- _WHAT YOU SHOULD DO_
Look at the entries below and reproduce them exactly.

- _DATASET CONTENT_
----
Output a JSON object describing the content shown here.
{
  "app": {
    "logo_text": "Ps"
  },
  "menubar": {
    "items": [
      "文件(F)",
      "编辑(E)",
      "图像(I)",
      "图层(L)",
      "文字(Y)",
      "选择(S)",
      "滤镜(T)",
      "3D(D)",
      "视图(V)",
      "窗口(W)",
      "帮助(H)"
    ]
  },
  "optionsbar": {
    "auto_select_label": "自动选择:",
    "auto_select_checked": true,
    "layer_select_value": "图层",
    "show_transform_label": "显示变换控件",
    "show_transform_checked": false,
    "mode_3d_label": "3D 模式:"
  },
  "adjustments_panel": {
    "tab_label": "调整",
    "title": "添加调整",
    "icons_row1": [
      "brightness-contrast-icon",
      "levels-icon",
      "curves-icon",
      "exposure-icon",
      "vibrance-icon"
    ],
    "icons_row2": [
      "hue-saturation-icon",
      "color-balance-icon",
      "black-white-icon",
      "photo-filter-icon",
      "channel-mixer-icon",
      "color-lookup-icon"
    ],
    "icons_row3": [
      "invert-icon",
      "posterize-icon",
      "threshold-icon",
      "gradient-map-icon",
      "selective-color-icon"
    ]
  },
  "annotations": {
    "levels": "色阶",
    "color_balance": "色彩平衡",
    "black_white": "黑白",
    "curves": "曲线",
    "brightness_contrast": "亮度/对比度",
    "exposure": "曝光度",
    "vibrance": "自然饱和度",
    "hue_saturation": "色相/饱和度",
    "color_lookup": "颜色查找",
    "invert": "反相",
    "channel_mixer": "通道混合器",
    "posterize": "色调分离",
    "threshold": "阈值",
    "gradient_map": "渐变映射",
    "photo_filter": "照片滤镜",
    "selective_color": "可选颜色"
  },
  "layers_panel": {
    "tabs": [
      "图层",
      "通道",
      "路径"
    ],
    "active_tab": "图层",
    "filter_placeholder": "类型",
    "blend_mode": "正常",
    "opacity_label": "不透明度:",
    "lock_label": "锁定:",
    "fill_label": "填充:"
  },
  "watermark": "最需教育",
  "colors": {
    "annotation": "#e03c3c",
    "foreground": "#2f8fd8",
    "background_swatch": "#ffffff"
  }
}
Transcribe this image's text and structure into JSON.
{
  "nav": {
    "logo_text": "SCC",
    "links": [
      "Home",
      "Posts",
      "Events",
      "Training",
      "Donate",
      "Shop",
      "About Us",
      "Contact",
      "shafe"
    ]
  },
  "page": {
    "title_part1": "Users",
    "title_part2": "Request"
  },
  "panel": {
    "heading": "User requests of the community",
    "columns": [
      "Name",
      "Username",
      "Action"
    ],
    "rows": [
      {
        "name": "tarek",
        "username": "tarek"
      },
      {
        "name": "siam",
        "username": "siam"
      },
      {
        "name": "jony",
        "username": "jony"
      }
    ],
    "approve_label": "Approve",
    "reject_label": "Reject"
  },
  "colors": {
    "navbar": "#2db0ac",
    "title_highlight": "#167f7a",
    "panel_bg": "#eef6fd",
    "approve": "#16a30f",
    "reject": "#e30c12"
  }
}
----
- _FULL ANSWER_
Output a JSON object describing the content shown here.
{
  "app": {
    "logo_text": "Ps"
  },
  "menubar": {
    "items": [
      "文件(F)",
      "编辑(E)",
      "图像(I)",
      "图层(L)",
      "文字(Y)",
      "选择(S)",
      "滤镜(T)",
      "3D(D)",
      "视图(V)",
      "窗口(W)",
      "帮助(H)"
    ]
  },
  "optionsbar": {
    "auto_select_label": "自动选择:",
    "auto_select_checked": true,
    "layer_select_value": "图层",
    "show_transform_label": "显示变换控件",
    "show_transform_checked": false,
    "mode_3d_label": "3D 模式:"
  },
  "adjustments_panel": {
    "tab_label": "调整",
    "title": "添加调整",
    "icons_row1": [
      "brightness-contrast-icon",
      "levels-icon",
      "curves-icon",
      "exposure-icon",
      "vibrance-icon"
    ],
    "icons_row2": [
      "hue-saturation-icon",
      "color-balance-icon",
      "black-white-icon",
      "photo-filter-icon",
      "channel-mixer-icon",
      "color-lookup-icon"
    ],
    "icons_row3": [
      "invert-icon",
      "posterize-icon",
      "threshold-icon",
      "gradient-map-icon",
      "selective-color-icon"
    ]
  },
  "annotations": {
    "levels": "色阶",
    "color_balance": "色彩平衡",
    "black_white": "黑白",
    "curves": "曲线",
    "brightness_contrast": "亮度/对比度",
    "exposure": "曝光度",
    "vibrance": "自然饱和度",
    "hue_saturation": "色相/饱和度",
    "color_lookup": "颜色查找",
    "invert": "反相",
    "channel_mixer": "通道混合器",
    "posterize": "色调分离",
    "threshold": "阈值",
    "gradient_map": "渐变映射",
    "photo_filter": "照片滤镜",
    "selective_color": "可选颜色"
  },
  "layers_panel": {
    "tabs": [
      "图层",
      "通道",
      "路径"
    ],
    "active_tab": "图层",
    "filter_placeholder": "类型",
    "blend_mode": "正常",
    "opacity_label": "不透明度:",
    "lock_label": "锁定:",
    "fill_label": "填充:"
  },
  "watermark": "最需教育",
  "colors": {
    "annotation": "#e03c3c",
    "foreground": "#2f8fd8",
    "background_swatch": "#ffffff"
  }
}
Transcribe this image's text and structure into JSON.
{
  "nav": {
    "logo_text": "SCC",
    "links": [
      "Home",
      "Posts",
      "Events",
      "Training",
      "Donate",
      "Shop",
      "About Us",
      "Contact",
      "shafe"
    ]
  },
  "page": {
    "title_part1": "Users",
    "title_part2": "Request"
  },
  "panel": {
    "heading": "User requests of the community",
    "columns": [
      "Name",
      "Username",
      "Action"
    ],
    "rows": [
      {
        "name": "tarek",
        "username": "tarek"
      },
      {
        "name": "siam",
        "username": "siam"
      },
      {
        "name": "jony",
        "username": "jony"
      }
    ],
    "approve_label": "Approve",
    "reject_label": "Reject"
  },
  "colors": {
    "navbar": "#2db0ac",
    "title_highlight": "#167f7a",
    "panel_bg": "#eef6fd",
    "approve": "#16a30f",
    "reject": "#e30c12"
  }
}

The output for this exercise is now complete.